§ **What to do**
Every entry must be given again exactly.

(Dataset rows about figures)
+ + + +
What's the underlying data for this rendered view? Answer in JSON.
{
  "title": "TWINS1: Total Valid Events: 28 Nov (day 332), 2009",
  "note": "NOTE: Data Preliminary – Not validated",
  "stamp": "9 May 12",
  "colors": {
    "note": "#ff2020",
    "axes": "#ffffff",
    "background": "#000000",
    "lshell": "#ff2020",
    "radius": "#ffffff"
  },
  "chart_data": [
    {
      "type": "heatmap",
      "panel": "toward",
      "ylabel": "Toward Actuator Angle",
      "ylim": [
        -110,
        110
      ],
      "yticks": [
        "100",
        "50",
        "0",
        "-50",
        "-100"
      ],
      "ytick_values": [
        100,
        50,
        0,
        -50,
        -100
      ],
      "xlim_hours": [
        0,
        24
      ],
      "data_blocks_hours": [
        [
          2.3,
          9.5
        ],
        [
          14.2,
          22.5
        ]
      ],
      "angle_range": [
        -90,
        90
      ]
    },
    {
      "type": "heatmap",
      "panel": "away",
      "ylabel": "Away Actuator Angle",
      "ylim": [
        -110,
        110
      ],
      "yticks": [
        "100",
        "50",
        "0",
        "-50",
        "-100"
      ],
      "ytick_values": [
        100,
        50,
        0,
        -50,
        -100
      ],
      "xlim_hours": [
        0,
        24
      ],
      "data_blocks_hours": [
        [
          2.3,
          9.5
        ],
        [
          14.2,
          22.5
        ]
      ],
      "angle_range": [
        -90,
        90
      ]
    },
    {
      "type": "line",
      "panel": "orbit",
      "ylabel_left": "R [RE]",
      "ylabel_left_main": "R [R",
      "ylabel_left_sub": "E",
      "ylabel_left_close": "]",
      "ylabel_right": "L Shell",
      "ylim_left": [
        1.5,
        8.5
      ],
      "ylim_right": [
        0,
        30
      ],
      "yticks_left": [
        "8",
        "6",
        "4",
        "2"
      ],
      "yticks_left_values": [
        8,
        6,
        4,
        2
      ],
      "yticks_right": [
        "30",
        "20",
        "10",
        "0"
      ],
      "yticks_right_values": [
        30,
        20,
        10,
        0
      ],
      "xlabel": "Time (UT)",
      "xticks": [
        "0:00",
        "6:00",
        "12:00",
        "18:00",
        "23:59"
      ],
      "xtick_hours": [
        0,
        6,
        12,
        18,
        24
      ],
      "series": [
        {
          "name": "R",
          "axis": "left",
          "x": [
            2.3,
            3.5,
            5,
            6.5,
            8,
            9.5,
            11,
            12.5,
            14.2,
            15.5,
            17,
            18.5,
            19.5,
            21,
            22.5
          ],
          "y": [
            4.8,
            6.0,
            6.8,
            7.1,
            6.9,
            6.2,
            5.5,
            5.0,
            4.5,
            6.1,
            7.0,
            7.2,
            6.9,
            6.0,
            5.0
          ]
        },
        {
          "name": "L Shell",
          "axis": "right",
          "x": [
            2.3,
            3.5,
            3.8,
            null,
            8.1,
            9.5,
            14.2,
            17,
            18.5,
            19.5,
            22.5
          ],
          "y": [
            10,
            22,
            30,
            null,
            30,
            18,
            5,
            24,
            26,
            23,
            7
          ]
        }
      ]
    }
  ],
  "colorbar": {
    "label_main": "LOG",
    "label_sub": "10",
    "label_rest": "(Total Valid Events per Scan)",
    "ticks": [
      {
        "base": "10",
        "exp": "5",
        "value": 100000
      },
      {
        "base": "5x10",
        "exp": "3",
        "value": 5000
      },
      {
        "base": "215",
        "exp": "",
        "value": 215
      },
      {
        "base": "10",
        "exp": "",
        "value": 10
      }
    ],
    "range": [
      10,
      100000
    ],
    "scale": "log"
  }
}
+ + + +
§ **Answer to this task**
What's the underlying data for this rendered view? Answer in JSON.
{
  "title": "TWINS1: Total Valid Events: 28 Nov (day 332), 2009",
  "note": "NOTE: Data Preliminary – Not validated",
  "stamp": "9 May 12",
  "colors": {
    "note": "#ff2020",
    "axes": "#ffffff",
    "background": "#000000",
    "lshell": "#ff2020",
    "radius": "#ffffff"
  },
  "chart_data": [
    {
      "type": "heatmap",
      "panel": "toward",
      "ylabel": "Toward Actuator Angle",
      "ylim": [
        -110,
        110
      ],
      "yticks": [
        "100",
        "50",
        "0",
        "-50",
        "-100"
      ],
      "ytick_values": [
        100,
        50,
        0,
        -50,
        -100
      ],
      "xlim_hours": [
        0,
        24
      ],
      "data_blocks_hours": [
        [
          2.3,
          9.5
        ],
        [
          14.2,
          22.5
        ]
      ],
      "angle_range": [
        -90,
        90
      ]
    },
    {
      "type": "heatmap",
      "panel": "away",
      "ylabel": "Away Actuator Angle",
      "ylim": [
        -110,
        110
      ],
      "yticks": [
        "100",
        "50",
        "0",
        "-50",
        "-100"
      ],
      "ytick_values": [
        100,
        50,
        0,
        -50,
        -100
      ],
      "xlim_hours": [
        0,
        24
      ],
      "data_blocks_hours": [
        [
          2.3,
          9.5
        ],
        [
          14.2,
          22.5
        ]
      ],
      "angle_range": [
        -90,
        90
      ]
    },
    {
      "type": "line",
      "panel": "orbit",
      "ylabel_left": "R [RE]",
      "ylabel_left_main": "R [R",
      "ylabel_left_sub": "E",
      "ylabel_left_close": "]",
      "ylabel_right": "L Shell",
      "ylim_left": [
        1.5,
        8.5
      ],
      "ylim_right": [
        0,
        30
      ],
      "yticks_left": [
        "8",
        "6",
        "4",
        "2"
      ],
      "yticks_left_values": [
        8,
        6,
        4,
        2
      ],
      "yticks_right": [
        "30",
        "20",
        "10",
        "0"
      ],
      "yticks_right_values": [
        30,
        20,
        10,
        0
      ],
      "xlabel": "Time (UT)",
      "xticks": [
        "0:00",
        "6:00",
        "12:00",
        "18:00",
        "23:59"
      ],
      "xtick_hours": [
        0,
        6,
        12,
        18,
        24
      ],
      "series": [
        {
          "name": "R",
          "axis": "left",
          "x": [
            2.3,
            3.5,
            5,
            6.5,
            8,
            9.5,
            11,
            12.5,
            14.2,
            15.5,
            17,
            18.5,
            19.5,
            21,
            22.5
          ],
          "y": [
            4.8,
            6.0,
            6.8,
            7.1,
            6.9,
            6.2,
            5.5,
            5.0,
            4.5,
            6.1,
            7.0,
            7.2,
            6.9,
            6.0,
            5.0
          ]
        },
        {
          "name": "L Shell",
          "axis": "right",
          "x": [
            2.3,
            3.5,
            3.8,
            null,
            8.1,
            9.5,
            14.2,
            17,
            18.5,
            19.5,
            22.5
          ],
          "y": [
            10,
            22,
            30,
            null,
            30,
            18,
            5,
            24,
            26,
            23,
            7
          ]
        }
      ]
    }
  ],
  "colorbar": {
    "label_main": "LOG",
    "label_sub": "10",
    "label_rest": "(Total Valid Events per Scan)",
    "ticks": [
      {
        "base": "10",
        "exp": "5",
        "value": 100000
      },
      {
        "base": "5x10",
        "exp": "3",
        "value": 5000
      },
      {
        "base": "215",
        "exp": "",
        "value": 215
      },
      {
        "base": "10",
        "exp": "",
        "value": 10
      }
    ],
    "range": [
      10,
      100000
    ],
    "scale": "log"
  }
}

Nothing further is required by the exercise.